* [THE PROBLEM] Without including any pictures, write out all the entries exactly.

* [RECORDS FOR THE EXERCISE]
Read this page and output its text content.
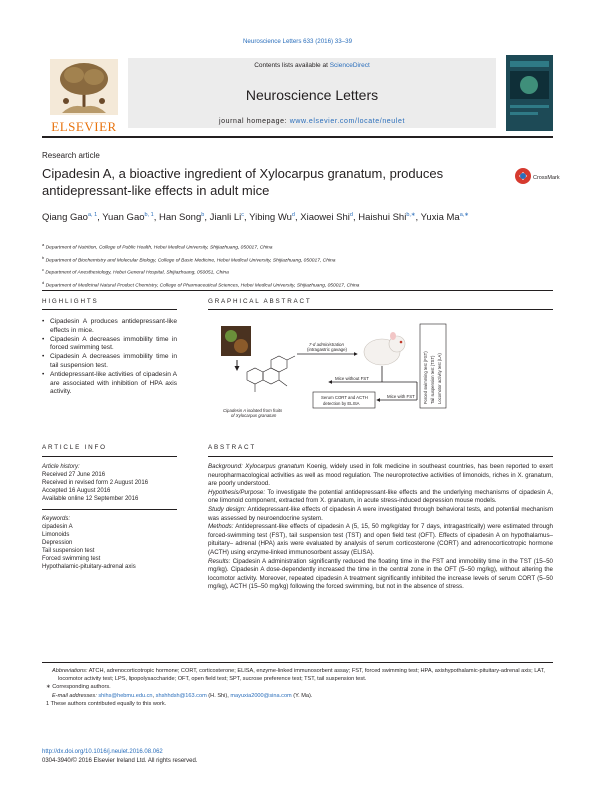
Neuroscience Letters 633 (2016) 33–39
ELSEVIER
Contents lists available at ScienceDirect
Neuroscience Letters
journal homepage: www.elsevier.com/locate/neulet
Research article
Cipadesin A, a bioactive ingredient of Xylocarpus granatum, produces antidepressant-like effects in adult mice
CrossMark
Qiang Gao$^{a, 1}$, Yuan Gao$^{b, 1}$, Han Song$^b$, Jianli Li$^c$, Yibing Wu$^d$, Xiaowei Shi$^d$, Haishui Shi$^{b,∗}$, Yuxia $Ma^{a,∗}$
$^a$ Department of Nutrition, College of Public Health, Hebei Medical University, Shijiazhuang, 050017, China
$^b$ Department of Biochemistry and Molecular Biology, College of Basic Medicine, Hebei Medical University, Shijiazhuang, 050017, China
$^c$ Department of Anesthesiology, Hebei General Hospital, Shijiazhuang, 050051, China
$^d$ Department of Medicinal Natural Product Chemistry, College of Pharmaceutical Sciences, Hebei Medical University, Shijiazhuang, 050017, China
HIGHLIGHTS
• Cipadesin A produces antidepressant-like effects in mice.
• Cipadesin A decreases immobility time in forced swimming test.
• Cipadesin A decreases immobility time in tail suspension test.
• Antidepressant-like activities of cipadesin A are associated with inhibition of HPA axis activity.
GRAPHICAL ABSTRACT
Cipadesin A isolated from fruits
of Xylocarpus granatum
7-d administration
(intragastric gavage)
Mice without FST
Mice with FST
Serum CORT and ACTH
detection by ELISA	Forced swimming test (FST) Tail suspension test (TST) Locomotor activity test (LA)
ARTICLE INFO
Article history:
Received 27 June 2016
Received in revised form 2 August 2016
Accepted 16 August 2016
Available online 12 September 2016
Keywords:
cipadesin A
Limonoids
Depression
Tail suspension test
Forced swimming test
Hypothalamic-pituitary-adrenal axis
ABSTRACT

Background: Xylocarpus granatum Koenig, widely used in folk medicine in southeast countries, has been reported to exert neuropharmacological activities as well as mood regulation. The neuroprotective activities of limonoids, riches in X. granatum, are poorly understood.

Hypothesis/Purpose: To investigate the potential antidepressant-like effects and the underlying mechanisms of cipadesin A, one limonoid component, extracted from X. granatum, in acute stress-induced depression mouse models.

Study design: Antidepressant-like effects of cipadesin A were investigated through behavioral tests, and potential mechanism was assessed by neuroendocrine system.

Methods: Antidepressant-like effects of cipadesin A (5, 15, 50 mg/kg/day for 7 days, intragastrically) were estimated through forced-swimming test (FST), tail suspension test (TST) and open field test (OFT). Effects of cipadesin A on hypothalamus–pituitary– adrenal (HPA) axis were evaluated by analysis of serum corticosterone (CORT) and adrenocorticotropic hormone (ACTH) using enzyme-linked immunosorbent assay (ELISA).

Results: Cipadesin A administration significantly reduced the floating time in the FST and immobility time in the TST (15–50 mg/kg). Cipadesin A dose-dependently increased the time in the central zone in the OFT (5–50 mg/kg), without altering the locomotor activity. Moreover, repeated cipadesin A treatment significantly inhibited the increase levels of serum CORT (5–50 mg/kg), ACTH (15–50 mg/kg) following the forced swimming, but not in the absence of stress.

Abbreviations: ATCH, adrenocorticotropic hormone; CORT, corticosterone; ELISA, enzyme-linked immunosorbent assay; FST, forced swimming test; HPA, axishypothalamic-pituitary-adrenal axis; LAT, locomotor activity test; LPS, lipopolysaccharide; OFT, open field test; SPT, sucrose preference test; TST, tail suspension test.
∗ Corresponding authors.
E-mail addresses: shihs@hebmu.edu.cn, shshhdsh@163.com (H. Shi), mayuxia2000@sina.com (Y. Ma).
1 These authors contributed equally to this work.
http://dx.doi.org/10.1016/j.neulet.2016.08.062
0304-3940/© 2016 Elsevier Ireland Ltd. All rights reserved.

* [ANSWER SECTION]
Read this page and output its text content.
Neuroscience Letters 633 (2016) 33–39
ELSEVIER
Contents lists available at ScienceDirect
Neuroscience Letters
journal homepage: www.elsevier.com/locate/neulet
Research article
Cipadesin A, a bioactive ingredient of Xylocarpus granatum, produces antidepressant-like effects in adult mice
CrossMark
Qiang Gao$^{a, 1}$, Yuan Gao$^{b, 1}$, Han Song$^b$, Jianli Li$^c$, Yibing Wu$^d$, Xiaowei Shi$^d$, Haishui Shi$^{b,∗}$, Yuxia $Ma^{a,∗}$
$^a$ Department of Nutrition, College of Public Health, Hebei Medical University, Shijiazhuang, 050017, China
$^b$ Department of Biochemistry and Molecular Biology, College of Basic Medicine, Hebei Medical University, Shijiazhuang, 050017, China
$^c$ Department of Anesthesiology, Hebei General Hospital, Shijiazhuang, 050051, China
$^d$ Department of Medicinal Natural Product Chemistry, College of Pharmaceutical Sciences, Hebei Medical University, Shijiazhuang, 050017, China
HIGHLIGHTS
• Cipadesin A produces antidepressant-like effects in mice.
• Cipadesin A decreases immobility time in forced swimming test.
• Cipadesin A decreases immobility time in tail suspension test.
• Antidepressant-like activities of cipadesin A are associated with inhibition of HPA axis activity.
GRAPHICAL ABSTRACT
Cipadesin A isolated from fruits
of Xylocarpus granatum
7-d administration
(intragastric gavage)
Mice without FST
Mice with FST
Serum CORT and ACTH
detection by ELISA	Forced swimming test (FST) Tail suspension test (TST) Locomotor activity test (LA)
ARTICLE INFO
Article history:
Received 27 June 2016
Received in revised form 2 August 2016
Accepted 16 August 2016
Available online 12 September 2016
Keywords:
cipadesin A
Limonoids
Depression
Tail suspension test
Forced swimming test
Hypothalamic-pituitary-adrenal axis
ABSTRACT

Background: Xylocarpus granatum Koenig, widely used in folk medicine in southeast countries, has been reported to exert neuropharmacological activities as well as mood regulation. The neuroprotective activities of limonoids, riches in X. granatum, are poorly understood.

Hypothesis/Purpose: To investigate the potential antidepressant-like effects and the underlying mechanisms of cipadesin A, one limonoid component, extracted from X. granatum, in acute stress-induced depression mouse models.

Study design: Antidepressant-like effects of cipadesin A were investigated through behavioral tests, and potential mechanism was assessed by neuroendocrine system.

Methods: Antidepressant-like effects of cipadesin A (5, 15, 50 mg/kg/day for 7 days, intragastrically) were estimated through forced-swimming test (FST), tail suspension test (TST) and open field test (OFT). Effects of cipadesin A on hypothalamus–pituitary– adrenal (HPA) axis were evaluated by analysis of serum corticosterone (CORT) and adrenocorticotropic hormone (ACTH) using enzyme-linked immunosorbent assay (ELISA).

Results: Cipadesin A administration significantly reduced the floating time in the FST and immobility time in the TST (15–50 mg/kg). Cipadesin A dose-dependently increased the time in the central zone in the OFT (5–50 mg/kg), without altering the locomotor activity. Moreover, repeated cipadesin A treatment significantly inhibited the increase levels of serum CORT (5–50 mg/kg), ACTH (15–50 mg/kg) following the forced swimming, but not in the absence of stress.

Abbreviations: ATCH, adrenocorticotropic hormone; CORT, corticosterone; ELISA, enzyme-linked immunosorbent assay; FST, forced swimming test; HPA, axishypothalamic-pituitary-adrenal axis; LAT, locomotor activity test; LPS, lipopolysaccharide; OFT, open field test; SPT, sucrose preference test; TST, tail suspension test.
∗ Corresponding authors.
E-mail addresses: shihs@hebmu.edu.cn, shshhdsh@163.com (H. Shi), mayuxia2000@sina.com (Y. Ma).
1 These authors contributed equally to this work.
http://dx.doi.org/10.1016/j.neulet.2016.08.062
0304-3940/© 2016 Elsevier Ireland Ltd. All rights reserved.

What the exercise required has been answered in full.